Search the listing for the string "this" and copy every line that contains it.

** Start **

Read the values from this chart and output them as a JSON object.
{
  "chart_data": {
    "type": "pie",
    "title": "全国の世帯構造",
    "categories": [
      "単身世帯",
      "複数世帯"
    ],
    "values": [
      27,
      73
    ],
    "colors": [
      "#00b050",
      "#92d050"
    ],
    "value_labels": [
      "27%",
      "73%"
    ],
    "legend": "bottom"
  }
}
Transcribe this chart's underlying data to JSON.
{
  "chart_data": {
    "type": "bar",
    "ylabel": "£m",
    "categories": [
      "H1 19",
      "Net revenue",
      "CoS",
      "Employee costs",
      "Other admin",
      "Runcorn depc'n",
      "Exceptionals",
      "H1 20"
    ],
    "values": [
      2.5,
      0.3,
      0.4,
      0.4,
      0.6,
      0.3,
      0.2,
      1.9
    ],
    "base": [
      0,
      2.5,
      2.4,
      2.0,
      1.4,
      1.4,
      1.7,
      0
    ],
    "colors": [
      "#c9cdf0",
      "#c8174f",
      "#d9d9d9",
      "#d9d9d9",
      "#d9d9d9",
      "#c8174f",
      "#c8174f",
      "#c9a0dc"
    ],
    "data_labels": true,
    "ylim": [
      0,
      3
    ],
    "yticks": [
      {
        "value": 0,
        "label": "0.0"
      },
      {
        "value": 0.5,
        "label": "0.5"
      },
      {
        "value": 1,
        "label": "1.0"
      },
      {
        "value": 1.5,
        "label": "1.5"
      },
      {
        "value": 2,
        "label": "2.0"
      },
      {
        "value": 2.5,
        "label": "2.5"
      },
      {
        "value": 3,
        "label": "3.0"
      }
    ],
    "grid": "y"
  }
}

** End **

# The completed task:
Read the values from this chart and output them as a JSON object.
Transcribe this chart's underlying data to JSON.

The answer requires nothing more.